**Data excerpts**
* * * * * * *

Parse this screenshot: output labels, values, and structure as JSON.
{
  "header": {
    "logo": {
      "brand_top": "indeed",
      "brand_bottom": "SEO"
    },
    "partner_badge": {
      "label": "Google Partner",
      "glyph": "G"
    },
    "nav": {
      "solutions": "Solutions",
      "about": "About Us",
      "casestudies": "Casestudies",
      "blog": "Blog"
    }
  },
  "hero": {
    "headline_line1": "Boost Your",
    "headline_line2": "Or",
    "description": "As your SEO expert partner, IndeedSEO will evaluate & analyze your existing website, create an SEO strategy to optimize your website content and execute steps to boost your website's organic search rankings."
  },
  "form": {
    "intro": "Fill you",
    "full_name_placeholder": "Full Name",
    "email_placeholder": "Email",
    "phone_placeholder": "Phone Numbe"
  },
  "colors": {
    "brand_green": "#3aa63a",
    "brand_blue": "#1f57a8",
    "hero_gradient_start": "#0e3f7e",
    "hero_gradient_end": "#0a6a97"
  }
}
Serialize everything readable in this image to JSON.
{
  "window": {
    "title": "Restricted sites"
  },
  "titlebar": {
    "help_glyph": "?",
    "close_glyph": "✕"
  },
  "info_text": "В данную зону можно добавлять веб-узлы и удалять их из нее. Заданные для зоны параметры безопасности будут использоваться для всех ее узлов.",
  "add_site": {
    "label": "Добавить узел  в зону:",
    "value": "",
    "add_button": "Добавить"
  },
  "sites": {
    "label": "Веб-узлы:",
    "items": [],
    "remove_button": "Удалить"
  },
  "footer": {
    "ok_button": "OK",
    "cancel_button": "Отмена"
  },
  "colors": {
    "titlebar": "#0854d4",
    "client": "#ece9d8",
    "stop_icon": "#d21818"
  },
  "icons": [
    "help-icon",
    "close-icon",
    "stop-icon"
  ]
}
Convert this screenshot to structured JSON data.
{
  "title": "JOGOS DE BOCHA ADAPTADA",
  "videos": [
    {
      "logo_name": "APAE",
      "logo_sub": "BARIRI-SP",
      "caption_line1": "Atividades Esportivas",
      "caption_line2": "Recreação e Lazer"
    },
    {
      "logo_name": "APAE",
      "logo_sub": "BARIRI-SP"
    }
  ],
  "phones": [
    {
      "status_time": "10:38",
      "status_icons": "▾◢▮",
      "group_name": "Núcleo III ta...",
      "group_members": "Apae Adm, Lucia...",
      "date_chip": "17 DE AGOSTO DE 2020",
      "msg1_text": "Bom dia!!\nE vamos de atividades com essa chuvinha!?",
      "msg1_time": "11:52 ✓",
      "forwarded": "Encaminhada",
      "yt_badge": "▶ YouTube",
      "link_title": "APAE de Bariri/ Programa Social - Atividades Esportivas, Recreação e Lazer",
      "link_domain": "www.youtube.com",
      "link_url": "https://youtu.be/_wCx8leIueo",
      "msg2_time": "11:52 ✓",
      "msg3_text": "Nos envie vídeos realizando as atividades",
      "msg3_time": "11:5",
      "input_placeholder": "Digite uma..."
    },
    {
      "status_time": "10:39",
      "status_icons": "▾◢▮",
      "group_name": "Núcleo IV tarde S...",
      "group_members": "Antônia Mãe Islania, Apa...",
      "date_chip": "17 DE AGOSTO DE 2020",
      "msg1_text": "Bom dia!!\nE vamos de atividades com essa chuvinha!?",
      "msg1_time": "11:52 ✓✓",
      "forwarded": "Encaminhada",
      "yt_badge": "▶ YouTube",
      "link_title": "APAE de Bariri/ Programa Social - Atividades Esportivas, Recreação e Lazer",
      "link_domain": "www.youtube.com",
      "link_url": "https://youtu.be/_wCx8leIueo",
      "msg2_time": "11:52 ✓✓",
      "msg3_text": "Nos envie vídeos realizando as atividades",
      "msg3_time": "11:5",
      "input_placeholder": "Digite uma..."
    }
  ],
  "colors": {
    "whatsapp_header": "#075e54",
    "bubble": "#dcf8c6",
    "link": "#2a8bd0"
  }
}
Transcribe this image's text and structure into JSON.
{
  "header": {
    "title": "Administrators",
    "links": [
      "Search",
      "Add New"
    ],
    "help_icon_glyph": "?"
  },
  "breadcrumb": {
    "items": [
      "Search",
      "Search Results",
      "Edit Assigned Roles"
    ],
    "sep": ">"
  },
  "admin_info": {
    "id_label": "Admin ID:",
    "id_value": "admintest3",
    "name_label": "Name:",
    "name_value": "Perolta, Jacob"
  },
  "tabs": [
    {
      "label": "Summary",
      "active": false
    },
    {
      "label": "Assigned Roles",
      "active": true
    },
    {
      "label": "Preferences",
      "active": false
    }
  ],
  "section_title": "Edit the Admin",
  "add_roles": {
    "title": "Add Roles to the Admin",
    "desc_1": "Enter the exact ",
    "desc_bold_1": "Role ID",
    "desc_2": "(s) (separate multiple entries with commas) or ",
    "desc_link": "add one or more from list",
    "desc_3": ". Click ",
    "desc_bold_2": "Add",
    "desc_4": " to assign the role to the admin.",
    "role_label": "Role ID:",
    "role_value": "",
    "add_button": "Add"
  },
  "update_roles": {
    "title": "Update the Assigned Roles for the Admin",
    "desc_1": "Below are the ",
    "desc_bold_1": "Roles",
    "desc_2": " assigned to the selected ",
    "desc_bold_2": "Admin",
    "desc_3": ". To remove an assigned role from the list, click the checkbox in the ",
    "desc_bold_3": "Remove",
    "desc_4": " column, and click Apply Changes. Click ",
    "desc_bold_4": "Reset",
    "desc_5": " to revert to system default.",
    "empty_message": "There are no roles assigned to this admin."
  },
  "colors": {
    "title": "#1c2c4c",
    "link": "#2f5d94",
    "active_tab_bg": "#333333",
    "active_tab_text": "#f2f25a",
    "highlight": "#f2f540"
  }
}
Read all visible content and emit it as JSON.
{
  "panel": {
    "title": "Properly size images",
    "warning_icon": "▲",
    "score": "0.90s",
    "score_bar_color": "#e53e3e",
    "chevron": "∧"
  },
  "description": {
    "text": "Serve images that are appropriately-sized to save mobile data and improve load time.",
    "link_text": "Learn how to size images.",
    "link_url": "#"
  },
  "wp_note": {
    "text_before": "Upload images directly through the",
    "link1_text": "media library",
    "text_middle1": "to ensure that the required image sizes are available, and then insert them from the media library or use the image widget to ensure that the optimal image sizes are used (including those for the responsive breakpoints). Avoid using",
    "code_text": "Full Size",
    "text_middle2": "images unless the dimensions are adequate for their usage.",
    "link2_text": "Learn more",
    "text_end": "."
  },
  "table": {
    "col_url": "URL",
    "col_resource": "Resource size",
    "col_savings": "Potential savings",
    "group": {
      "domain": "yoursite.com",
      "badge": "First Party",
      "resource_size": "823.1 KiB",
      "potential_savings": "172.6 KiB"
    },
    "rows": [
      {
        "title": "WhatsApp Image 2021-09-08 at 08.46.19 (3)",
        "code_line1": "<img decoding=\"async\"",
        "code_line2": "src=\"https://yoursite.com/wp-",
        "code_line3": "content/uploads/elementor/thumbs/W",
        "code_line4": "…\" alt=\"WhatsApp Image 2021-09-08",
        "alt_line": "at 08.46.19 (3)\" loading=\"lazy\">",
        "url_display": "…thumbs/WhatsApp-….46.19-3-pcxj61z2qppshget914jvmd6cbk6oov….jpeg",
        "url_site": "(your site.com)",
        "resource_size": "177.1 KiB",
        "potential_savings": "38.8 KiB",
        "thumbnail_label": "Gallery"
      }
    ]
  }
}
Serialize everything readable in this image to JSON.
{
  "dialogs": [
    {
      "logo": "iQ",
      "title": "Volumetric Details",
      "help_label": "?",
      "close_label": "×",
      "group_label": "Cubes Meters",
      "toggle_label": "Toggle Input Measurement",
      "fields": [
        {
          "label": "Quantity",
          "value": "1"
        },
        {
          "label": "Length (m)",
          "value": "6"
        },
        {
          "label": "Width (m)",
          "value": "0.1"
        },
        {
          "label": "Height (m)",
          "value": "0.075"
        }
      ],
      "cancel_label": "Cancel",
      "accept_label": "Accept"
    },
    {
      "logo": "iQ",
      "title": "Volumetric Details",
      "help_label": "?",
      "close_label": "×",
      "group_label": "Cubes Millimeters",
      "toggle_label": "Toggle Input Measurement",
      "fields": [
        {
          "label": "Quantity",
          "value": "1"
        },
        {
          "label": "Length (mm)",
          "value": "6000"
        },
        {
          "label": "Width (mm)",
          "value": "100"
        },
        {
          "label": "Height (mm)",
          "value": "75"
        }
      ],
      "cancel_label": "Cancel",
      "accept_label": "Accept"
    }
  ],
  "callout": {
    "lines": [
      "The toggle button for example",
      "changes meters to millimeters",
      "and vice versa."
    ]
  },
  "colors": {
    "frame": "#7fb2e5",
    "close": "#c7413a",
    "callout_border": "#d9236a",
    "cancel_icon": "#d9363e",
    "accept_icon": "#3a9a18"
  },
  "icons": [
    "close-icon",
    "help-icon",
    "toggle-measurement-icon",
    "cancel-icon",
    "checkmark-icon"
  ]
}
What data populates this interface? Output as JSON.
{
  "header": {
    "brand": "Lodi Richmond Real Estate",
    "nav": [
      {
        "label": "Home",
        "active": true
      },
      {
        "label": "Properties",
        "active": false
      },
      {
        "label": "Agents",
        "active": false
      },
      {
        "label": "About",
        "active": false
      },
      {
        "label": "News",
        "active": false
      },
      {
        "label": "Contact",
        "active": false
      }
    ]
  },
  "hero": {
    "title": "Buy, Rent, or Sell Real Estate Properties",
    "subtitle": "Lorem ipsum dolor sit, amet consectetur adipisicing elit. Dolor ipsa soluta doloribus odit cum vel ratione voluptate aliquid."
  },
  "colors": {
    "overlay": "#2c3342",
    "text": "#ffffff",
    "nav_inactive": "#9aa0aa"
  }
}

* * * * * * *

**Task**
Write out every line of the entries that holds the word "thumbs".

**Output**
        "code_line3": "content/uploads/elementor/thumbs/W",
        "url_display": "…thumbs/WhatsApp-….46.19-3-pcxj61z2qppshget914jvmd6cbk6oov….jpeg",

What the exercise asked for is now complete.